According to popular opinions coming from friends, family, and physicians, most people are vitamin D deficient and in need of supplementation with pills. Evidence suggests that more than 40% of the worlds population is vitamin D deficient (1). A recent report from a Scottish doctor found only 2% of his patients had a sufficient vitamin D concentration (75 nmol/L or above), and 47% had a severe deficiency (below 25 nmol/L) (2). Low vitamin D levels found in the blood are a clear indication that there is a worldwide problem of sunlight deficiency. Rather than correct the problem and encourage people to expose themselves to more of this natural element, the solution has become another druga supplement pill sold as vitamin D.
According to the authors of a landmark editorial just published in the March 2, 2010 issue of the Annals of Internal Medicine, Despite the promise for disease prevention suggested by available studies, we believe that the evidence for widespread use of high-dose vitamin D supplementation in the general population remains insufficient (3). Even though the supplements translate into higher levels of vitamin D in the blood, expected benefits of reductions in the occurrences of common diseases are lacking.

Raw data:
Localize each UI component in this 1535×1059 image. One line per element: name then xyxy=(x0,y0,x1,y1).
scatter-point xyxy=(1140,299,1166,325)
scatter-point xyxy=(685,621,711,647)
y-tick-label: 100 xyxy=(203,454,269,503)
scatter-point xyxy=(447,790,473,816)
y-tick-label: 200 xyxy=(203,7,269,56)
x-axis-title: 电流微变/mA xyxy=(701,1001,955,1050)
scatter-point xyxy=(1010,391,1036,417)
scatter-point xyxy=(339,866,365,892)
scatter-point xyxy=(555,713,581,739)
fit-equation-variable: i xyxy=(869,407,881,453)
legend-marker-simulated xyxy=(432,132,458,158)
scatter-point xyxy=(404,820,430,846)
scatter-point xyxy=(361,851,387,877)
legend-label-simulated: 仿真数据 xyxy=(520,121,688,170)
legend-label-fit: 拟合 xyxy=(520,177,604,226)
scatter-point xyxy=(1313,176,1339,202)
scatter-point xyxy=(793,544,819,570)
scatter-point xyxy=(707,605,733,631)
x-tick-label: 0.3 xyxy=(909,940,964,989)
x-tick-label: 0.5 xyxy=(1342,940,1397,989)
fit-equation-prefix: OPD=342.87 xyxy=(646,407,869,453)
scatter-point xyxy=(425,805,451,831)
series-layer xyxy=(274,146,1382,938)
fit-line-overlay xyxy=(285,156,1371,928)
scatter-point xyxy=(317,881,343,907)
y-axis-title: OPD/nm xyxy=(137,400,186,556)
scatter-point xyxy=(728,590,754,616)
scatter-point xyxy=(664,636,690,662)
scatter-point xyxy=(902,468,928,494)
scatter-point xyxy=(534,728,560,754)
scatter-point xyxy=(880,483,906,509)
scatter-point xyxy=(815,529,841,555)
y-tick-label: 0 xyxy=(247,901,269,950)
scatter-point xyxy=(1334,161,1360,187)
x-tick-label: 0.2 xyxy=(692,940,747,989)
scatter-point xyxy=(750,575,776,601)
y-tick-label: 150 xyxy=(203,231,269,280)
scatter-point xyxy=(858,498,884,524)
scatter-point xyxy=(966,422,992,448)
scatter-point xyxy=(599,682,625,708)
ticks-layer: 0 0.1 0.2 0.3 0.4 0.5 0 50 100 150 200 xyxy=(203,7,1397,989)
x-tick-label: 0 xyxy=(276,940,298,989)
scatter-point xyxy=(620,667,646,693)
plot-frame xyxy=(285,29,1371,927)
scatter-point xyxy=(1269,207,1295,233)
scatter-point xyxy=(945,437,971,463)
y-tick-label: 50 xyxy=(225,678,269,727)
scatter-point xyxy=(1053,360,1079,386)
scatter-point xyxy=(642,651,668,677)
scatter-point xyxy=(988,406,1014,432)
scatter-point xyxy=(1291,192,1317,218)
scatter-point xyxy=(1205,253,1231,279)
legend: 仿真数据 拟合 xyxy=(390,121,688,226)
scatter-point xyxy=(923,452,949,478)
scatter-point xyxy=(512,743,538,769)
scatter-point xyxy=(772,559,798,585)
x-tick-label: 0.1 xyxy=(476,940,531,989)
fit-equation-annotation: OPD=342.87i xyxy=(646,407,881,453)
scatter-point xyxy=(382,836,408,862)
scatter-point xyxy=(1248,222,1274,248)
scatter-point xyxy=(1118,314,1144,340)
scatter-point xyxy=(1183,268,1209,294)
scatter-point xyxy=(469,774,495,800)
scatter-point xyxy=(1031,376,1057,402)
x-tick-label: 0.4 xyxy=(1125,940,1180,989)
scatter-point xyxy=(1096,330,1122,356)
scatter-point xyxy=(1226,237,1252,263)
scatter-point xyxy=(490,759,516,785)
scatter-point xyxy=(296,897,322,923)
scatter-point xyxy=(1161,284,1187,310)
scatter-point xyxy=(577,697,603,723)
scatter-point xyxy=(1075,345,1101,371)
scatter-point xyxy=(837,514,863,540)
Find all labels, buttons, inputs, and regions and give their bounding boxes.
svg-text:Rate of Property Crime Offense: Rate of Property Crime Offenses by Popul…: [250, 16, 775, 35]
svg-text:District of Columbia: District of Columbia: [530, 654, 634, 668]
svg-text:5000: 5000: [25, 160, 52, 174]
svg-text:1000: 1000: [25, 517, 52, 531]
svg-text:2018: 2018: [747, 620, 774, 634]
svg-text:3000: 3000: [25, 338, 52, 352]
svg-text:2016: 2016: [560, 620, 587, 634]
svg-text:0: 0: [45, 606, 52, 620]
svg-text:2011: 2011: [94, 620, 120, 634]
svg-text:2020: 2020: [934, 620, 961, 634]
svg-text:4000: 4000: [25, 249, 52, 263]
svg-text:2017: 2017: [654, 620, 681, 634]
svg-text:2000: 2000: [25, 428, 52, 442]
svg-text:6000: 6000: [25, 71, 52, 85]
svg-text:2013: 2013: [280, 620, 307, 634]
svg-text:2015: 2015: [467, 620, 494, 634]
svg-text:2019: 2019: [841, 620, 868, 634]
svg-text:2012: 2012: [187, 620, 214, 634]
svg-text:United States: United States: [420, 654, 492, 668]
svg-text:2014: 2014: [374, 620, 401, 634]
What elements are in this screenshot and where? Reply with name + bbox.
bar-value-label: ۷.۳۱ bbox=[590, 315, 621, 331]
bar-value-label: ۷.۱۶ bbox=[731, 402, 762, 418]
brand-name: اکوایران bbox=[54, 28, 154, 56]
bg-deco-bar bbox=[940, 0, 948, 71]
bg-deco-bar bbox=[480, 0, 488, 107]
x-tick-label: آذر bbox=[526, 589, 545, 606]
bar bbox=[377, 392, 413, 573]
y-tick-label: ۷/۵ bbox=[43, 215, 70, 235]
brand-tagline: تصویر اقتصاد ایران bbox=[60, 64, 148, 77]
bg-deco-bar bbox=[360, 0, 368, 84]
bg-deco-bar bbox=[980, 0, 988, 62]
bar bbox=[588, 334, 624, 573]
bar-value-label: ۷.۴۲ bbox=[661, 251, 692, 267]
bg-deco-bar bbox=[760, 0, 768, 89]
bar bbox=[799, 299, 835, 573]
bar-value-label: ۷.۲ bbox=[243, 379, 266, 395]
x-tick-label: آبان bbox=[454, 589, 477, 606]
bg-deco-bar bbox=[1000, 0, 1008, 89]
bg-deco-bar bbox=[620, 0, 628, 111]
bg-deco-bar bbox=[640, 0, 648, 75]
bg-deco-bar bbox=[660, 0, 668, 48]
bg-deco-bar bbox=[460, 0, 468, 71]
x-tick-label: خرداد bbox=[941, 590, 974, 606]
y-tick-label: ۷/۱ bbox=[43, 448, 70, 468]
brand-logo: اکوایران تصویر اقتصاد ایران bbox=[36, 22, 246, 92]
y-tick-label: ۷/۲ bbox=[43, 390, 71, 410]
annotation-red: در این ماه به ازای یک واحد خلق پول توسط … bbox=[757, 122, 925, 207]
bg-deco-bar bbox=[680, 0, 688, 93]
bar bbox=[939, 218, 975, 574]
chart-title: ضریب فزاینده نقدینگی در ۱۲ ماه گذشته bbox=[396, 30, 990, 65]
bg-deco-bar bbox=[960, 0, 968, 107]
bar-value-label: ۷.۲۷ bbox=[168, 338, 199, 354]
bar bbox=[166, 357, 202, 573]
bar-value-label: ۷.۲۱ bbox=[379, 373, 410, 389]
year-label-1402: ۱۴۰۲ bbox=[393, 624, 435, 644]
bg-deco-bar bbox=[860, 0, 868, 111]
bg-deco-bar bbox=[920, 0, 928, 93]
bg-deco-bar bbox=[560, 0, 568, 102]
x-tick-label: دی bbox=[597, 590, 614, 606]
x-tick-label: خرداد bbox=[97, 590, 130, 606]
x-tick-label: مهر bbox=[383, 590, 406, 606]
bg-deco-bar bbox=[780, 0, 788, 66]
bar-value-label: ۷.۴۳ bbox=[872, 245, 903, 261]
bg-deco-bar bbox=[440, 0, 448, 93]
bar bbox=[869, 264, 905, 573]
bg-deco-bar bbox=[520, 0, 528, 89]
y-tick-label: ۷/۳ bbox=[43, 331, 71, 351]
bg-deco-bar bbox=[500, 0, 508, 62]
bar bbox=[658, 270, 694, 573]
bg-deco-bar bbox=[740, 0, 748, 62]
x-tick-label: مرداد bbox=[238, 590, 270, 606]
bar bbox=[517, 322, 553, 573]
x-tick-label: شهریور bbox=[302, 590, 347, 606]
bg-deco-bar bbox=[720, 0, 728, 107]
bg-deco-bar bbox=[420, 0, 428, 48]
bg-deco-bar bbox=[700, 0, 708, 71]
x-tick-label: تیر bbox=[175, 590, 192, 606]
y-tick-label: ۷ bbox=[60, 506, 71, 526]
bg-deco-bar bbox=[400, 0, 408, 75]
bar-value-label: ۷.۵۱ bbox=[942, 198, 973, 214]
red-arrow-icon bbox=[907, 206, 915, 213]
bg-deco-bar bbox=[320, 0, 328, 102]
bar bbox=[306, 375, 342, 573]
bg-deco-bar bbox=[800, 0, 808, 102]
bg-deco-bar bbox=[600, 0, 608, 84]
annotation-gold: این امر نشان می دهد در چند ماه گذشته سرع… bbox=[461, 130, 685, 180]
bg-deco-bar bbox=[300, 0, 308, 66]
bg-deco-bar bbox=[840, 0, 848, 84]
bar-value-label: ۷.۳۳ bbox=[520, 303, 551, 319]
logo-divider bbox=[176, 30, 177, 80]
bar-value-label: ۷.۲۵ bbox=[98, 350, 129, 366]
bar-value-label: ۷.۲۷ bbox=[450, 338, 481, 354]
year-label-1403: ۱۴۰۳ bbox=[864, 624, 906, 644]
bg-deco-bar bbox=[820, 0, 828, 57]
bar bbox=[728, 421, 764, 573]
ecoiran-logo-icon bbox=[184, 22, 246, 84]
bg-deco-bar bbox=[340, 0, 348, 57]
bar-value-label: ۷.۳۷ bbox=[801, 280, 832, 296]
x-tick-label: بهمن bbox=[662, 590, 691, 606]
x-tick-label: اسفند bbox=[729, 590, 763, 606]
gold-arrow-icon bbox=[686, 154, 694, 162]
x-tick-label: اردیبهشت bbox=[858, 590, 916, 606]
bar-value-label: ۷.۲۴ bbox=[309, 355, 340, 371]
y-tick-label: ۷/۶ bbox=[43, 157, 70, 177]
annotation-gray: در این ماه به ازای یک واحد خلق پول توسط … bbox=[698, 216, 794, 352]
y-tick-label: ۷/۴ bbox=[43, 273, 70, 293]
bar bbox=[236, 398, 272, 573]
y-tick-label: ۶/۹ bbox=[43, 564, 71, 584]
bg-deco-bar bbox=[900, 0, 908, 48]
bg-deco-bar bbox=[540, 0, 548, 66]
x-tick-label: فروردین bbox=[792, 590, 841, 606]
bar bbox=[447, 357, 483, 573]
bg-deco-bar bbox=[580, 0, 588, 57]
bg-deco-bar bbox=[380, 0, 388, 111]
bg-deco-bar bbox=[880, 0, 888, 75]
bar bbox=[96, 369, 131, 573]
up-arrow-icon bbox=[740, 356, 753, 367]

Exercise A: Put this sentence from the vitamin D passage into Spanish: "Even though the supplements translate into higher levels of vitamin D in the blood, expected benefits of reductions in the occurrences of common diseases are lacking."
Exercise B: Pull out the section of the vitamin D passage starting at "According to popular" and ending at "as vitamin D.", with no changes.
None of the records are needed for this work.

Written solution A: Aunque los suplementos se traducen en niveles más altos de vitamina D en la sangre, faltan los beneficios esperados de reducir la aparición de enfermedades comunes.

Written solution B:
According to popular opinions coming from friends, family, and physicians, most people are vitamin D deficient and in need of supplementation with pills. Evidence suggests that more than 40% of the worlds population is vitamin D deficient (1). A recent report from a Scottish doctor found only 2% of his patients had a sufficient vitamin D concentration (75 nmol/L or above), and 47% had a severe deficiency (below 25 nmol/L) (2). Low vitamin D levels found in the blood are a clear indication that there is a worldwide problem of sunlight deficiency. Rather than correct the problem and encourage people to expose themselves to more of this natural element, the solution has become another druga supplement pill sold as vitamin D.